Given task →
Repeat the material below exactly, with no pictures.

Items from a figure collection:
-.-.-

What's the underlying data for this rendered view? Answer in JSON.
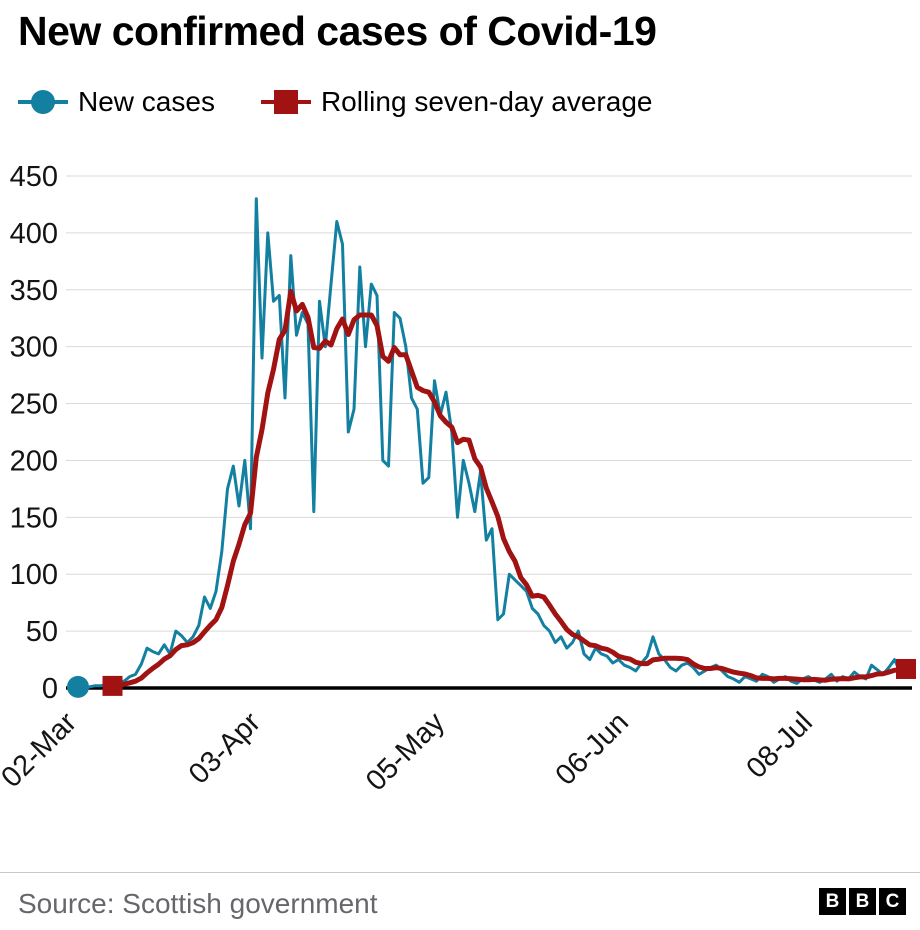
{
  "title": "New confirmed cases of Covid-19",
  "legend": [
    {
      "label": "New cases",
      "marker": "circle",
      "color": "#1380a1"
    },
    {
      "label": "Rolling seven-day average",
      "marker": "square",
      "color": "#a11212"
    }
  ],
  "footer": {
    "source": "Source: Scottish government",
    "logo_letters": [
      "B",
      "B",
      "C"
    ]
  },
  "chart_data": {
    "type": "line",
    "title": "New confirmed cases of Covid-19",
    "xlabel": "",
    "ylabel": "",
    "x_unit": "day",
    "ylim": [
      0,
      450
    ],
    "y_tick_step": 50,
    "grid": true,
    "legend_position": "top-left",
    "x_ticks": [
      {
        "index": 0,
        "label": "02-Mar"
      },
      {
        "index": 32,
        "label": "03-Apr"
      },
      {
        "index": 64,
        "label": "05-May"
      },
      {
        "index": 96,
        "label": "06-Jun"
      },
      {
        "index": 128,
        "label": "08-Jul"
      }
    ],
    "series": [
      {
        "name": "New cases",
        "color": "#1380a1",
        "marker": "circle-at-start",
        "values": [
          1,
          0,
          1,
          2,
          2,
          3,
          4,
          5,
          6,
          10,
          12,
          21,
          35,
          32,
          30,
          38,
          30,
          50,
          46,
          40,
          45,
          55,
          80,
          70,
          85,
          120,
          175,
          195,
          160,
          200,
          140,
          430,
          290,
          400,
          340,
          345,
          255,
          380,
          310,
          330,
          320,
          155,
          340,
          300,
          355,
          410,
          390,
          225,
          245,
          370,
          300,
          355,
          345,
          200,
          195,
          330,
          325,
          300,
          255,
          245,
          180,
          185,
          270,
          240,
          260,
          225,
          150,
          200,
          180,
          155,
          190,
          130,
          140,
          60,
          65,
          100,
          95,
          90,
          85,
          70,
          65,
          55,
          50,
          40,
          45,
          35,
          40,
          50,
          30,
          25,
          35,
          30,
          28,
          22,
          25,
          20,
          18,
          15,
          22,
          28,
          45,
          30,
          25,
          18,
          15,
          20,
          22,
          18,
          12,
          15,
          18,
          20,
          15,
          10,
          8,
          5,
          10,
          8,
          6,
          12,
          10,
          5,
          8,
          10,
          6,
          4,
          8,
          10,
          7,
          5,
          8,
          12,
          6,
          10,
          8,
          14,
          10,
          8,
          20,
          16,
          12,
          18,
          25,
          14,
          12
        ]
      },
      {
        "name": "Rolling seven-day average",
        "color": "#a11212",
        "marker": "square-at-ends",
        "derived": "7-day rolling mean of the New cases series"
      }
    ]
  }
}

-.-.-

Task response →
What's the underlying data for this rendered view? Answer in JSON.
{
  "title": "New confirmed cases of Covid-19",
  "legend": [
    {
      "label": "New cases",
      "marker": "circle",
      "color": "#1380a1"
    },
    {
      "label": "Rolling seven-day average",
      "marker": "square",
      "color": "#a11212"
    }
  ],
  "footer": {
    "source": "Source: Scottish government",
    "logo_letters": [
      "B",
      "B",
      "C"
    ]
  },
  "chart_data": {
    "type": "line",
    "title": "New confirmed cases of Covid-19",
    "xlabel": "",
    "ylabel": "",
    "x_unit": "day",
    "ylim": [
      0,
      450
    ],
    "y_tick_step": 50,
    "grid": true,
    "legend_position": "top-left",
    "x_ticks": [
      {
        "index": 0,
        "label": "02-Mar"
      },
      {
        "index": 32,
        "label": "03-Apr"
      },
      {
        "index": 64,
        "label": "05-May"
      },
      {
        "index": 96,
        "label": "06-Jun"
      },
      {
        "index": 128,
        "label": "08-Jul"
      }
    ],
    "series": [
      {
        "name": "New cases",
        "color": "#1380a1",
        "marker": "circle-at-start",
        "values": [
          1,
          0,
          1,
          2,
          2,
          3,
          4,
          5,
          6,
          10,
          12,
          21,
          35,
          32,
          30,
          38,
          30,
          50,
          46,
          40,
          45,
          55,
          80,
          70,
          85,
          120,
          175,
          195,
          160,
          200,
          140,
          430,
          290,
          400,
          340,
          345,
          255,
          380,
          310,
          330,
          320,
          155,
          340,
          300,
          355,
          410,
          390,
          225,
          245,
          370,
          300,
          355,
          345,
          200,
          195,
          330,
          325,
          300,
          255,
          245,
          180,
          185,
          270,
          240,
          260,
          225,
          150,
          200,
          180,
          155,
          190,
          130,
          140,
          60,
          65,
          100,
          95,
          90,
          85,
          70,
          65,
          55,
          50,
          40,
          45,
          35,
          40,
          50,
          30,
          25,
          35,
          30,
          28,
          22,
          25,
          20,
          18,
          15,
          22,
          28,
          45,
          30,
          25,
          18,
          15,
          20,
          22,
          18,
          12,
          15,
          18,
          20,
          15,
          10,
          8,
          5,
          10,
          8,
          6,
          12,
          10,
          5,
          8,
          10,
          6,
          4,
          8,
          10,
          7,
          5,
          8,
          12,
          6,
          10,
          8,
          14,
          10,
          8,
          20,
          16,
          12,
          18,
          25,
          14,
          12
        ]
      },
      {
        "name": "Rolling seven-day average",
        "color": "#a11212",
        "marker": "square-at-ends",
        "derived": "7-day rolling mean of the New cases series"
      }
    ]
  }
}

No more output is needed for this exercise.